**INFORMATION GIVEN:**
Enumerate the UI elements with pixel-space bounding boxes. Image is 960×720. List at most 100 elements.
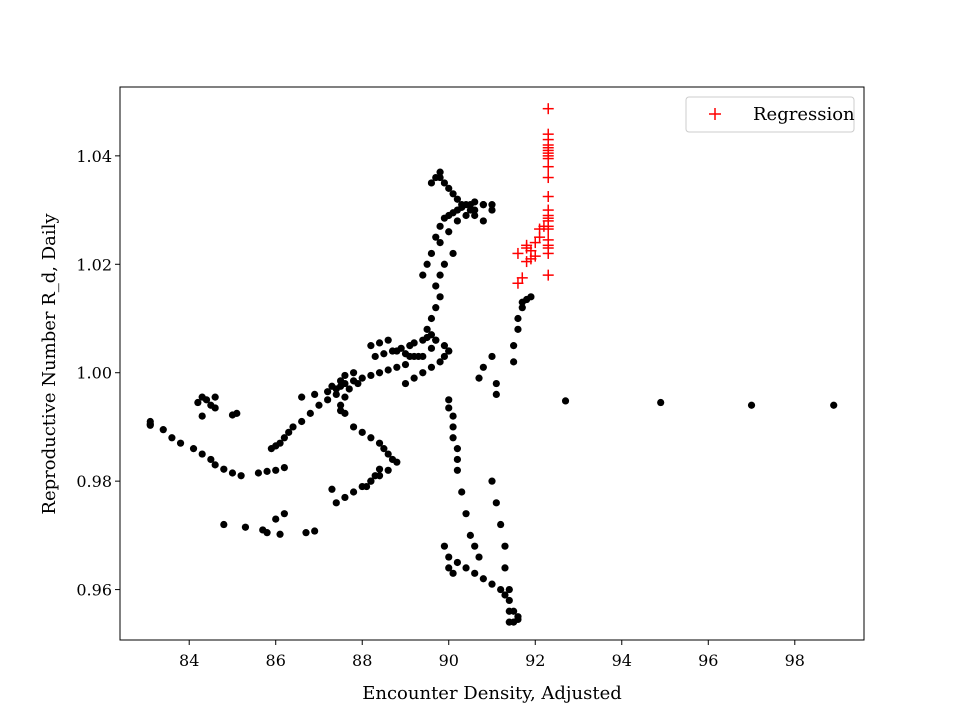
- data-point: [432, 282, 440, 290]
- data-point: [436, 293, 444, 301]
- data-point: [419, 271, 427, 279]
- data-point: [332, 390, 340, 399]
- data-point: [380, 445, 388, 453]
- data-point: [497, 585, 505, 594]
- data-point: [380, 350, 388, 358]
- data-point: [202, 396, 211, 404]
- data-point: [324, 396, 332, 404]
- data-point: [220, 465, 228, 473]
- data-point: [471, 569, 479, 577]
- data-point: [341, 371, 349, 380]
- data-point: [427, 179, 436, 187]
- data-point: [189, 445, 198, 453]
- x-axis-label: Encounter Density, Adjusted: [362, 683, 622, 704]
- x-axis: 84 86 88 90 92 94 96 98: [179, 640, 805, 670]
- data-point: [445, 404, 453, 412]
- data-point: [367, 371, 375, 380]
- data-point: [479, 363, 487, 371]
- data-point: [349, 423, 358, 431]
- x-tick-label: 98: [785, 651, 805, 670]
- data-point: [453, 195, 461, 203]
- data-point: [367, 342, 375, 350]
- regression-series: [512, 103, 554, 289]
- x-tick-label: 86: [266, 651, 286, 670]
- legend-plus-marker: [709, 108, 721, 120]
- data-point: [311, 390, 319, 399]
- plus-point: [542, 172, 554, 184]
- data-point: [289, 423, 297, 431]
- data-point: [475, 374, 483, 382]
- data-point: [471, 198, 479, 206]
- observed-series: [146, 168, 838, 626]
- data-point: [527, 293, 535, 301]
- data-point: [492, 499, 500, 507]
- data-point: [449, 569, 457, 577]
- data-point: [440, 542, 449, 550]
- data-point: [453, 466, 461, 474]
- data-point: [488, 206, 496, 214]
- data-point: [423, 260, 431, 268]
- data-point: [501, 591, 509, 599]
- plus-point: [542, 103, 554, 115]
- data-point: [427, 249, 436, 258]
- data-point: [410, 374, 418, 382]
- data-point: [285, 428, 293, 436]
- data-point: [358, 482, 366, 491]
- data-point: [302, 529, 310, 537]
- data-point: [211, 393, 219, 401]
- data-point: [401, 360, 410, 369]
- data-point: [432, 304, 440, 312]
- data-point: [241, 523, 250, 531]
- data-point: [475, 553, 483, 561]
- x-tick-label: 90: [439, 651, 459, 670]
- data-point: [341, 409, 349, 417]
- data-point: [384, 336, 392, 344]
- data-point: [427, 331, 436, 339]
- data-point: [458, 201, 466, 209]
- data-point: [375, 369, 384, 377]
- data-point: [332, 499, 340, 507]
- plus-point: [542, 128, 554, 140]
- data-point: [440, 179, 449, 187]
- data-point: [371, 352, 379, 361]
- data-point: [505, 607, 513, 615]
- data-point: [462, 564, 470, 572]
- data-point: [375, 339, 384, 347]
- data-point: [384, 450, 392, 458]
- data-point: [427, 363, 436, 371]
- data-point: [198, 450, 206, 458]
- data-point: [449, 423, 457, 431]
- data-point: [440, 342, 449, 350]
- data-point: [436, 238, 444, 247]
- data-point: [220, 520, 228, 529]
- data-point: [747, 401, 756, 409]
- data-point: [510, 358, 518, 366]
- data-point: [349, 488, 358, 496]
- data-point: [341, 393, 349, 401]
- data-point: [168, 434, 176, 442]
- data-point: [375, 465, 384, 473]
- data-point: [427, 314, 436, 323]
- data-point: [280, 463, 288, 472]
- data-point: [462, 211, 470, 220]
- y-axis: 0.96 0.98 1.00 1.02 1.04: [76, 147, 120, 600]
- data-point: [393, 363, 401, 371]
- data-point: [436, 173, 444, 182]
- data-point: [263, 467, 271, 475]
- data-point: [280, 434, 288, 442]
- data-point: [263, 529, 271, 537]
- data-point: [367, 434, 375, 442]
- data-point: [427, 344, 436, 352]
- data-point: [510, 342, 518, 350]
- data-point: [328, 485, 336, 493]
- data-point: [375, 472, 384, 480]
- data-point: [479, 575, 487, 583]
- data-point: [436, 271, 444, 279]
- data-point: [453, 445, 461, 453]
- data-point: [315, 401, 323, 409]
- data-point: [492, 379, 500, 388]
- y-axis-label: Reproductive Number R_d, Daily: [39, 213, 60, 515]
- data-point: [453, 558, 461, 567]
- x-tick-label: 92: [525, 651, 545, 670]
- y-tick-label: 0.96: [76, 581, 112, 600]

**TASK REQUIREMENTS:** Format every line of the rows above as a JSON list of strings, one string per line, skipping blank lines and omitting the pictures.

**ANSWER TO THIS PROBLEM:**
[
  "Enumerate the UI elements with pixel-space bounding boxes. Image is 960×720. List at most 100 elements.",
  "- data-point: [432, 282, 440, 290]",
  "- data-point: [436, 293, 444, 301]",
  "- data-point: [419, 271, 427, 279]",
  "- data-point: [332, 390, 340, 399]",
  "- data-point: [380, 445, 388, 453]",
  "- data-point: [497, 585, 505, 594]",
  "- data-point: [380, 350, 388, 358]",
  "- data-point: [202, 396, 211, 404]",
  "- data-point: [324, 396, 332, 404]",
  "- data-point: [220, 465, 228, 473]",
  "- data-point: [471, 569, 479, 577]",
  "- data-point: [341, 371, 349, 380]",
  "- data-point: [427, 179, 436, 187]",
  "- data-point: [189, 445, 198, 453]",
  "- x-axis-label: Encounter Density, Adjusted: [362, 683, 622, 704]",
  "- x-axis: 84 86 88 90 92 94 96 98: [179, 640, 805, 670]",
  "- data-point: [445, 404, 453, 412]",
  "- data-point: [367, 371, 375, 380]",
  "- data-point: [479, 363, 487, 371]",
  "- data-point: [349, 423, 358, 431]",
  "- x-tick-label: 98: [785, 651, 805, 670]",
  "- data-point: [453, 195, 461, 203]",
  "- data-point: [367, 342, 375, 350]",
  "- regression-series: [512, 103, 554, 289]",
  "- x-tick-label: 86: [266, 651, 286, 670]",
  "- legend-plus-marker: [709, 108, 721, 120]",
  "- data-point: [311, 390, 319, 399]",
  "- plus-point: [542, 172, 554, 184]",
  "- data-point: [289, 423, 297, 431]",
  "- data-point: [475, 374, 483, 382]",
  "- data-point: [471, 198, 479, 206]",
  "- observed-series: [146, 168, 838, 626]",
  "- data-point: [527, 293, 535, 301]",
  "- data-point: [492, 499, 500, 507]",
  "- data-point: [449, 569, 457, 577]",
  "- data-point: [440, 542, 449, 550]",
  "- data-point: [453, 466, 461, 474]",
  "- data-point: [488, 206, 496, 214]",
  "- data-point: [423, 260, 431, 268]",
  "- data-point: [501, 591, 509, 599]",
  "- plus-point: [542, 103, 554, 115]",
  "- data-point: [427, 249, 436, 258]",
  "- data-point: [410, 374, 418, 382]",
  "- data-point: [285, 428, 293, 436]",
  "- data-point: [358, 482, 366, 491]",
  "- data-point: [302, 529, 310, 537]",
  "- data-point: [211, 393, 219, 401]",
  "- data-point: [401, 360, 410, 369]",
  "- data-point: [432, 304, 440, 312]",
  "- data-point: [241, 523, 250, 531]",
  "- data-point: [475, 553, 483, 561]",
  "- x-tick-label: 90: [439, 651, 459, 670]",
  "- data-point: [341, 409, 349, 417]",
  "- data-point: [384, 336, 392, 344]",
  "- data-point: [427, 331, 436, 339]",
  "- data-point: [458, 201, 466, 209]",
  "- data-point: [375, 369, 384, 377]",
  "- data-point: [332, 499, 340, 507]",
  "- plus-point: [542, 128, 554, 140]",
  "- data-point: [440, 179, 449, 187]",
  "- data-point: [371, 352, 379, 361]",
  "- data-point: [505, 607, 513, 615]",
  "- data-point: [462, 564, 470, 572]",
  "- data-point: [375, 339, 384, 347]",
  "- data-point: [384, 450, 392, 458]",
  "- data-point: [427, 363, 436, 371]",
  "- data-point: [198, 450, 206, 458]",
  "- data-point: [449, 423, 457, 431]",
  "- data-point: [440, 342, 449, 350]",
  "- data-point: [436, 238, 444, 247]",
  "- data-point: [220, 520, 228, 529]",
  "- data-point: [747, 401, 756, 409]",
  "- data-point: [510, 358, 518, 366]",
  "- data-point: [349, 488, 358, 496]",
  "- data-point: [341, 393, 349, 401]",
  "- data-point: [168, 434, 176, 442]",
  "- data-point: [375, 465, 384, 473]",
  "- data-point: [427, 314, 436, 323]",
  "- data-point: [280, 463, 288, 472]",
  "- data-point: [462, 211, 470, 220]",
  "- y-axis: 0.96 0.98 1.00 1.02 1.04: [76, 147, 120, 600]",
  "- data-point: [393, 363, 401, 371]",
  "- data-point: [436, 173, 444, 182]",
  "- data-point: [263, 467, 271, 475]",
  "- data-point: [280, 434, 288, 442]",
  "- data-point: [263, 529, 271, 537]",
  "- data-point: [367, 434, 375, 442]",
  "- data-point: [427, 344, 436, 352]",
  "- data-point: [510, 342, 518, 350]",
  "- data-point: [328, 485, 336, 493]",
  "- data-point: [375, 472, 384, 480]",
  "- data-point: [479, 575, 487, 583]",
  "- data-point: [436, 271, 444, 279]",
  "- data-point: [453, 445, 461, 453]",
  "- data-point: [315, 401, 323, 409]",
  "- data-point: [492, 379, 500, 388]",
  "- y-axis-label: Reproductive Number R_d, Daily: [39, 213, 60, 515]",
  "- data-point: [453, 558, 461, 567]",
  "- x-tick-label: 92: [525, 651, 545, 670]",
  "- y-tick-label: 0.96: [76, 581, 112, 600]"
]